» Directive
Transcribe all the entries word for word, but omit the images.

Collected data:
_ _ _ _
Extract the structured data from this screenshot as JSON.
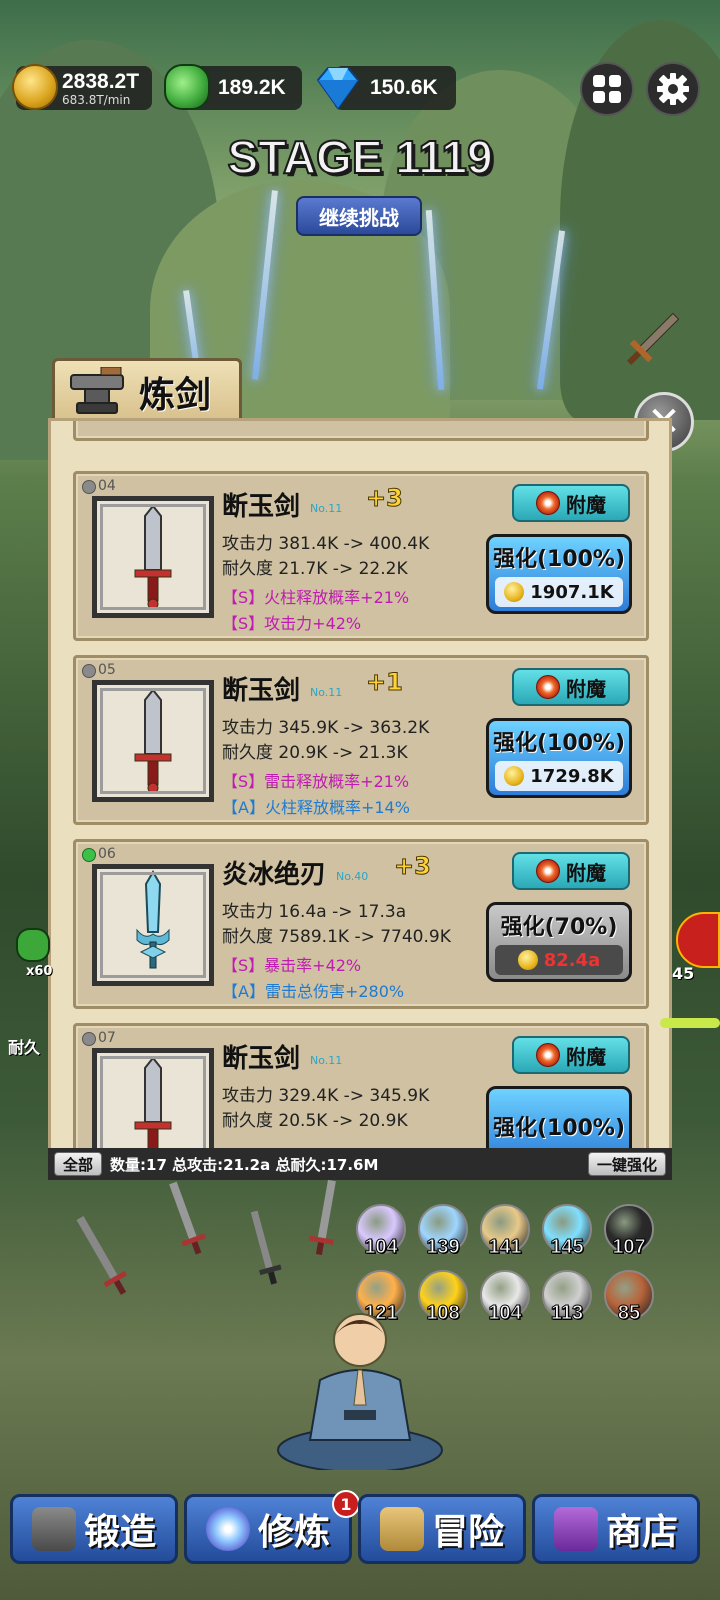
{
  "resources": {
    "gold": "2838.2T",
    "gold_rate": "683.8T/min",
    "jade": "189.2K",
    "gems": "150.6K"
  },
  "stage": {
    "title": "STAGE 1119",
    "continue_label": "继续挑战"
  },
  "panel": {
    "title": "炼剑",
    "items": [
      {
        "slot": "04",
        "name": "断玉剑",
        "level": "No.11",
        "plus": "+3",
        "attack": "攻击力 381.4K -> 400.4K",
        "durability": "耐久度 21.7K -> 22.2K",
        "attr1": "【S】火柱释放概率+21%",
        "attr2": "【S】攻击力+42%",
        "enchant_label": "附魔",
        "upgrade_label": "强化(100%)",
        "upgrade_cost": "1907.1K"
      },
      {
        "slot": "05",
        "name": "断玉剑",
        "level": "No.11",
        "plus": "+1",
        "attack": "攻击力 345.9K -> 363.2K",
        "durability": "耐久度 20.9K -> 21.3K",
        "attr1": "【S】雷击释放概率+21%",
        "attr2": "【A】火柱释放概率+14%",
        "enchant_label": "附魔",
        "upgrade_label": "强化(100%)",
        "upgrade_cost": "1729.8K"
      },
      {
        "slot": "06",
        "name": "炎冰绝刃",
        "level": "No.40",
        "plus": "+3",
        "attack": "攻击力 16.4a -> 17.3a",
        "durability": "耐久度 7589.1K -> 7740.9K",
        "attr1": "【S】暴击率+42%",
        "attr2": "【A】雷击总伤害+280%",
        "enchant_label": "附魔",
        "upgrade_label": "强化(70%)",
        "upgrade_cost": "82.4a"
      },
      {
        "slot": "07",
        "name": "断玉剑",
        "level": "No.11",
        "plus": "",
        "attack": "攻击力 329.4K -> 345.9K",
        "durability": "耐久度 20.5K -> 20.9K",
        "attr1": "",
        "attr2": "",
        "enchant_label": "附魔",
        "upgrade_label": "强化(100%)",
        "upgrade_cost": ""
      }
    ],
    "footer": {
      "all_label": "全部",
      "summary": "数量:17 总攻击:21.2a 总耐久:17.6M",
      "upgrade_all_label": "一键强化"
    }
  },
  "side": {
    "left_count": "x60",
    "durability_label": "耐久",
    "right_count": "45"
  },
  "materials": [
    {
      "count": "104",
      "color": "#d9c8ff"
    },
    {
      "count": "139",
      "color": "#9fd6ff"
    },
    {
      "count": "141",
      "color": "#e7c98a"
    },
    {
      "count": "145",
      "color": "#7fe0ff"
    },
    {
      "count": "107",
      "color": "#2a2a2a"
    },
    {
      "count": "121",
      "color": "#ffb04a"
    },
    {
      "count": "108",
      "color": "#ffd21a"
    },
    {
      "count": "104",
      "color": "#e8e8e8"
    },
    {
      "count": "113",
      "color": "#d0d0d0"
    },
    {
      "count": "85",
      "color": "#b8643a"
    }
  ],
  "nav": {
    "forge": "锻造",
    "cultivate": "修炼",
    "cultivate_badge": "1",
    "adventure": "冒险",
    "shop": "商店"
  }
}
_ _ _ _
» Solution
Extract the structured data from this screenshot as JSON.
{
  "resources": {
    "gold": "2838.2T",
    "gold_rate": "683.8T/min",
    "jade": "189.2K",
    "gems": "150.6K"
  },
  "stage": {
    "title": "STAGE 1119",
    "continue_label": "继续挑战"
  },
  "panel": {
    "title": "炼剑",
    "items": [
      {
        "slot": "04",
        "name": "断玉剑",
        "level": "No.11",
        "plus": "+3",
        "attack": "攻击力 381.4K -> 400.4K",
        "durability": "耐久度 21.7K -> 22.2K",
        "attr1": "【S】火柱释放概率+21%",
        "attr2": "【S】攻击力+42%",
        "enchant_label": "附魔",
        "upgrade_label": "强化(100%)",
        "upgrade_cost": "1907.1K"
      },
      {
        "slot": "05",
        "name": "断玉剑",
        "level": "No.11",
        "plus": "+1",
        "attack": "攻击力 345.9K -> 363.2K",
        "durability": "耐久度 20.9K -> 21.3K",
        "attr1": "【S】雷击释放概率+21%",
        "attr2": "【A】火柱释放概率+14%",
        "enchant_label": "附魔",
        "upgrade_label": "强化(100%)",
        "upgrade_cost": "1729.8K"
      },
      {
        "slot": "06",
        "name": "炎冰绝刃",
        "level": "No.40",
        "plus": "+3",
        "attack": "攻击力 16.4a -> 17.3a",
        "durability": "耐久度 7589.1K -> 7740.9K",
        "attr1": "【S】暴击率+42%",
        "attr2": "【A】雷击总伤害+280%",
        "enchant_label": "附魔",
        "upgrade_label": "强化(70%)",
        "upgrade_cost": "82.4a"
      },
      {
        "slot": "07",
        "name": "断玉剑",
        "level": "No.11",
        "plus": "",
        "attack": "攻击力 329.4K -> 345.9K",
        "durability": "耐久度 20.5K -> 20.9K",
        "attr1": "",
        "attr2": "",
        "enchant_label": "附魔",
        "upgrade_label": "强化(100%)",
        "upgrade_cost": ""
      }
    ],
    "footer": {
      "all_label": "全部",
      "summary": "数量:17 总攻击:21.2a 总耐久:17.6M",
      "upgrade_all_label": "一键强化"
    }
  },
  "side": {
    "left_count": "x60",
    "durability_label": "耐久",
    "right_count": "45"
  },
  "materials": [
    {
      "count": "104",
      "color": "#d9c8ff"
    },
    {
      "count": "139",
      "color": "#9fd6ff"
    },
    {
      "count": "141",
      "color": "#e7c98a"
    },
    {
      "count": "145",
      "color": "#7fe0ff"
    },
    {
      "count": "107",
      "color": "#2a2a2a"
    },
    {
      "count": "121",
      "color": "#ffb04a"
    },
    {
      "count": "108",
      "color": "#ffd21a"
    },
    {
      "count": "104",
      "color": "#e8e8e8"
    },
    {
      "count": "113",
      "color": "#d0d0d0"
    },
    {
      "count": "85",
      "color": "#b8643a"
    }
  ],
  "nav": {
    "forge": "锻造",
    "cultivate": "修炼",
    "cultivate_badge": "1",
    "adventure": "冒险",
    "shop": "商店"
  }
}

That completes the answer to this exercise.